> [EXERCISE TASK] Every entry below must be repeated exactly; skip the pictures.

———

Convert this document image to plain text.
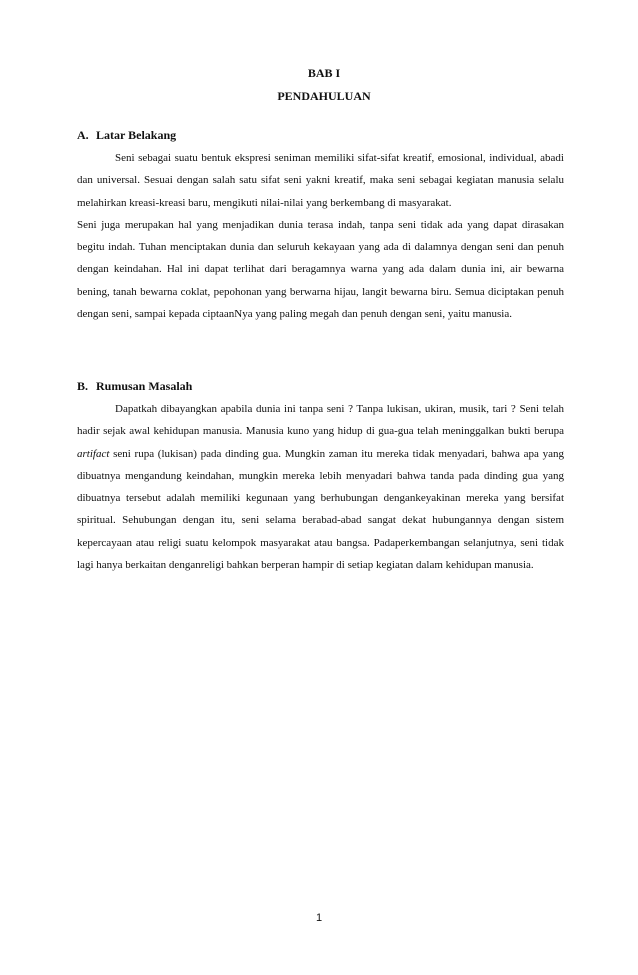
BAB I
PENDAHULUAN
A. Latar Belakang

Seni sebagai suatu bentuk ekspresi seniman memiliki sifat-sifat kreatif, emosional, individual, abadi dan universal. Sesuai dengan salah satu sifat seni yakni kreatif, maka seni sebagai kegiatan manusia selalu melahirkan kreasi-kreasi baru, mengikuti nilai-nilai yang berkembang di masyarakat.

Seni juga merupakan hal yang menjadikan dunia terasa indah, tanpa seni tidak ada yang dapat dirasakan begitu indah. Tuhan menciptakan dunia dan seluruh kekayaan yang ada di dalamnya dengan seni dan penuh dengan keindahan. Hal ini dapat terlihat dari beragamnya warna yang ada dalam dunia ini, air bewarna bening, tanah bewarna coklat, pepohonan yang berwarna hijau, langit bewarna biru. Semua diciptakan penuh dengan seni, sampai kepada ciptaanNya yang paling megah dan penuh dengan seni, yaitu manusia.

B. Rumusan Masalah

Dapatkah dibayangkan apabila dunia ini tanpa seni ? Tanpa lukisan, ukiran, musik, tari ? Seni telah hadir sejak awal kehidupan manusia. Manusia kuno yang hidup di gua-gua telah meninggalkan bukti berupa artifact seni rupa (lukisan) pada dinding gua. Mungkin zaman itu mereka tidak menyadari, bahwa apa yang dibuatnya mengandung keindahan, mungkin mereka lebih menyadari bahwa tanda pada dinding gua yang dibuatnya tersebut adalah memiliki kegunaan yang berhubungan dengankeyakinan mereka yang bersifat spiritual. Sehubungan dengan itu, seni selama berabad-abad sangat dekat hubungannya dengan sistem kepercayaan atau religi suatu kelompok masyarakat atau bangsa. Padaperkembangan selanjutnya, seni tidak lagi hanya berkaitan denganreligi bahkan berperan hampir di setiap kegiatan dalam kehidupan manusia.

1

———

> [FINAL RESULT]
Convert this document image to plain text.
BAB I
PENDAHULUAN
A. Latar Belakang

Seni sebagai suatu bentuk ekspresi seniman memiliki sifat-sifat kreatif, emosional, individual, abadi dan universal. Sesuai dengan salah satu sifat seni yakni kreatif, maka seni sebagai kegiatan manusia selalu melahirkan kreasi-kreasi baru, mengikuti nilai-nilai yang berkembang di masyarakat.

Seni juga merupakan hal yang menjadikan dunia terasa indah, tanpa seni tidak ada yang dapat dirasakan begitu indah. Tuhan menciptakan dunia dan seluruh kekayaan yang ada di dalamnya dengan seni dan penuh dengan keindahan. Hal ini dapat terlihat dari beragamnya warna yang ada dalam dunia ini, air bewarna bening, tanah bewarna coklat, pepohonan yang berwarna hijau, langit bewarna biru. Semua diciptakan penuh dengan seni, sampai kepada ciptaanNya yang paling megah dan penuh dengan seni, yaitu manusia.

B. Rumusan Masalah

Dapatkah dibayangkan apabila dunia ini tanpa seni ? Tanpa lukisan, ukiran, musik, tari ? Seni telah hadir sejak awal kehidupan manusia. Manusia kuno yang hidup di gua-gua telah meninggalkan bukti berupa artifact seni rupa (lukisan) pada dinding gua. Mungkin zaman itu mereka tidak menyadari, bahwa apa yang dibuatnya mengandung keindahan, mungkin mereka lebih menyadari bahwa tanda pada dinding gua yang dibuatnya tersebut adalah memiliki kegunaan yang berhubungan dengankeyakinan mereka yang bersifat spiritual. Sehubungan dengan itu, seni selama berabad-abad sangat dekat hubungannya dengan sistem kepercayaan atau religi suatu kelompok masyarakat atau bangsa. Padaperkembangan selanjutnya, seni tidak lagi hanya berkaitan denganreligi bahkan berperan hampir di setiap kegiatan dalam kehidupan manusia.

1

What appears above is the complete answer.